→ **Task statement**: Each record below must be returned exactly as shown.

[begin Entries supplied]

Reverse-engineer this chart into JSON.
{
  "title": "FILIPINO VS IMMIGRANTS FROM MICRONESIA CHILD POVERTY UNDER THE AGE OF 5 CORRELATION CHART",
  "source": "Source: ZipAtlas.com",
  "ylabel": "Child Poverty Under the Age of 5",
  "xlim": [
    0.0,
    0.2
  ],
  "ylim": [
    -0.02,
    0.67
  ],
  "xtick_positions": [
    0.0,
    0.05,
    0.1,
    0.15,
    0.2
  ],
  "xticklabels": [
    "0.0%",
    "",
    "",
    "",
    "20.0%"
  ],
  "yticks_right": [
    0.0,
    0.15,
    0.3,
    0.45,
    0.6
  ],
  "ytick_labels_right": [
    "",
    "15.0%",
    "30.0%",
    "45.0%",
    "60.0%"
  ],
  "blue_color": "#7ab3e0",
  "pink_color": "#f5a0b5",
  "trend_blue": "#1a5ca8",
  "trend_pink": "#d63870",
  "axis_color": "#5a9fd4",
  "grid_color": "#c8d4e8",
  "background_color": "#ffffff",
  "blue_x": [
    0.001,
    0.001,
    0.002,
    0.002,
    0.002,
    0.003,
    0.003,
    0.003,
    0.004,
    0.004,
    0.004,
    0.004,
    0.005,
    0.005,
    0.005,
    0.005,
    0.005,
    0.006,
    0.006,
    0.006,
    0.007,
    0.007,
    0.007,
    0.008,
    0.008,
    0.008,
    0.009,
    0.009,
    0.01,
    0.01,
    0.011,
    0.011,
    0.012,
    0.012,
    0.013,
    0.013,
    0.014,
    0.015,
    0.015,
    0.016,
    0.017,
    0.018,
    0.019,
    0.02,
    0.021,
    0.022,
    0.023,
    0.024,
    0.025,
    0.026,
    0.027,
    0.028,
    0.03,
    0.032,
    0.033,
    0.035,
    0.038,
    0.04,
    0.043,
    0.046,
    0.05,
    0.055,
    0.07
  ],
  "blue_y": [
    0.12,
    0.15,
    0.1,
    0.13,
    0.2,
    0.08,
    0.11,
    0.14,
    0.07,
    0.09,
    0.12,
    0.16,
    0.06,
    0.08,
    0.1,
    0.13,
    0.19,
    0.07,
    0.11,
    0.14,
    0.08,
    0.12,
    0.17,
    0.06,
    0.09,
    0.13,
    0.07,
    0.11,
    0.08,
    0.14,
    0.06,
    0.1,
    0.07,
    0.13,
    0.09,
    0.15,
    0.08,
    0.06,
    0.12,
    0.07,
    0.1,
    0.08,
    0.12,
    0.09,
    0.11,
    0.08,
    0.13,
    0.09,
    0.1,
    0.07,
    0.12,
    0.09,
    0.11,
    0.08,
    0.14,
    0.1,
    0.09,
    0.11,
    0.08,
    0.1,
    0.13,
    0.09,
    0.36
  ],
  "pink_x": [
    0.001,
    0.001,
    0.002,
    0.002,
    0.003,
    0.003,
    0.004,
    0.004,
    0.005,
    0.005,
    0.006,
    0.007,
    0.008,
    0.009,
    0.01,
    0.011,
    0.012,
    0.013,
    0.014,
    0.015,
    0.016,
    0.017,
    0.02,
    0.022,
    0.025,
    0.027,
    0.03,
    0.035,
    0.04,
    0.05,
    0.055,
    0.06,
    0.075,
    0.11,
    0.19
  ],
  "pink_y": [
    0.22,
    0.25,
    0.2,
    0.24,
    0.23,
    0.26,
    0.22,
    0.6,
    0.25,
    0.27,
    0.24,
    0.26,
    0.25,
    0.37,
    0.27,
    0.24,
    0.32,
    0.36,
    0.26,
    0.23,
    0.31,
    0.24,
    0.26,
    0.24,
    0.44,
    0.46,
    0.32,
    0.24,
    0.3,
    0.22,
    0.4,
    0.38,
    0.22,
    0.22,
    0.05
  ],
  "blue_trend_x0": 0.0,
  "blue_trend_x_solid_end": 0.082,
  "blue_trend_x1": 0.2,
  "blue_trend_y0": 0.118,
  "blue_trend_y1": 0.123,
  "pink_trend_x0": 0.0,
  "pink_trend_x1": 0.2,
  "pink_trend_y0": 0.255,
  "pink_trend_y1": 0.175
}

[end Entries supplied]

→ **Response**:
Reverse-engineer this chart into JSON.
{
  "title": "FILIPINO VS IMMIGRANTS FROM MICRONESIA CHILD POVERTY UNDER THE AGE OF 5 CORRELATION CHART",
  "source": "Source: ZipAtlas.com",
  "ylabel": "Child Poverty Under the Age of 5",
  "xlim": [
    0.0,
    0.2
  ],
  "ylim": [
    -0.02,
    0.67
  ],
  "xtick_positions": [
    0.0,
    0.05,
    0.1,
    0.15,
    0.2
  ],
  "xticklabels": [
    "0.0%",
    "",
    "",
    "",
    "20.0%"
  ],
  "yticks_right": [
    0.0,
    0.15,
    0.3,
    0.45,
    0.6
  ],
  "ytick_labels_right": [
    "",
    "15.0%",
    "30.0%",
    "45.0%",
    "60.0%"
  ],
  "blue_color": "#7ab3e0",
  "pink_color": "#f5a0b5",
  "trend_blue": "#1a5ca8",
  "trend_pink": "#d63870",
  "axis_color": "#5a9fd4",
  "grid_color": "#c8d4e8",
  "background_color": "#ffffff",
  "blue_x": [
    0.001,
    0.001,
    0.002,
    0.002,
    0.002,
    0.003,
    0.003,
    0.003,
    0.004,
    0.004,
    0.004,
    0.004,
    0.005,
    0.005,
    0.005,
    0.005,
    0.005,
    0.006,
    0.006,
    0.006,
    0.007,
    0.007,
    0.007,
    0.008,
    0.008,
    0.008,
    0.009,
    0.009,
    0.01,
    0.01,
    0.011,
    0.011,
    0.012,
    0.012,
    0.013,
    0.013,
    0.014,
    0.015,
    0.015,
    0.016,
    0.017,
    0.018,
    0.019,
    0.02,
    0.021,
    0.022,
    0.023,
    0.024,
    0.025,
    0.026,
    0.027,
    0.028,
    0.03,
    0.032,
    0.033,
    0.035,
    0.038,
    0.04,
    0.043,
    0.046,
    0.05,
    0.055,
    0.07
  ],
  "blue_y": [
    0.12,
    0.15,
    0.1,
    0.13,
    0.2,
    0.08,
    0.11,
    0.14,
    0.07,
    0.09,
    0.12,
    0.16,
    0.06,
    0.08,
    0.1,
    0.13,
    0.19,
    0.07,
    0.11,
    0.14,
    0.08,
    0.12,
    0.17,
    0.06,
    0.09,
    0.13,
    0.07,
    0.11,
    0.08,
    0.14,
    0.06,
    0.1,
    0.07,
    0.13,
    0.09,
    0.15,
    0.08,
    0.06,
    0.12,
    0.07,
    0.1,
    0.08,
    0.12,
    0.09,
    0.11,
    0.08,
    0.13,
    0.09,
    0.1,
    0.07,
    0.12,
    0.09,
    0.11,
    0.08,
    0.14,
    0.1,
    0.09,
    0.11,
    0.08,
    0.1,
    0.13,
    0.09,
    0.36
  ],
  "pink_x": [
    0.001,
    0.001,
    0.002,
    0.002,
    0.003,
    0.003,
    0.004,
    0.004,
    0.005,
    0.005,
    0.006,
    0.007,
    0.008,
    0.009,
    0.01,
    0.011,
    0.012,
    0.013,
    0.014,
    0.015,
    0.016,
    0.017,
    0.02,
    0.022,
    0.025,
    0.027,
    0.03,
    0.035,
    0.04,
    0.05,
    0.055,
    0.06,
    0.075,
    0.11,
    0.19
  ],
  "pink_y": [
    0.22,
    0.25,
    0.2,
    0.24,
    0.23,
    0.26,
    0.22,
    0.6,
    0.25,
    0.27,
    0.24,
    0.26,
    0.25,
    0.37,
    0.27,
    0.24,
    0.32,
    0.36,
    0.26,
    0.23,
    0.31,
    0.24,
    0.26,
    0.24,
    0.44,
    0.46,
    0.32,
    0.24,
    0.3,
    0.22,
    0.4,
    0.38,
    0.22,
    0.22,
    0.05
  ],
  "blue_trend_x0": 0.0,
  "blue_trend_x_solid_end": 0.082,
  "blue_trend_x1": 0.2,
  "blue_trend_y0": 0.118,
  "blue_trend_y1": 0.123,
  "pink_trend_x0": 0.0,
  "pink_trend_x1": 0.2,
  "pink_trend_y0": 0.255,
  "pink_trend_y1": 0.175
}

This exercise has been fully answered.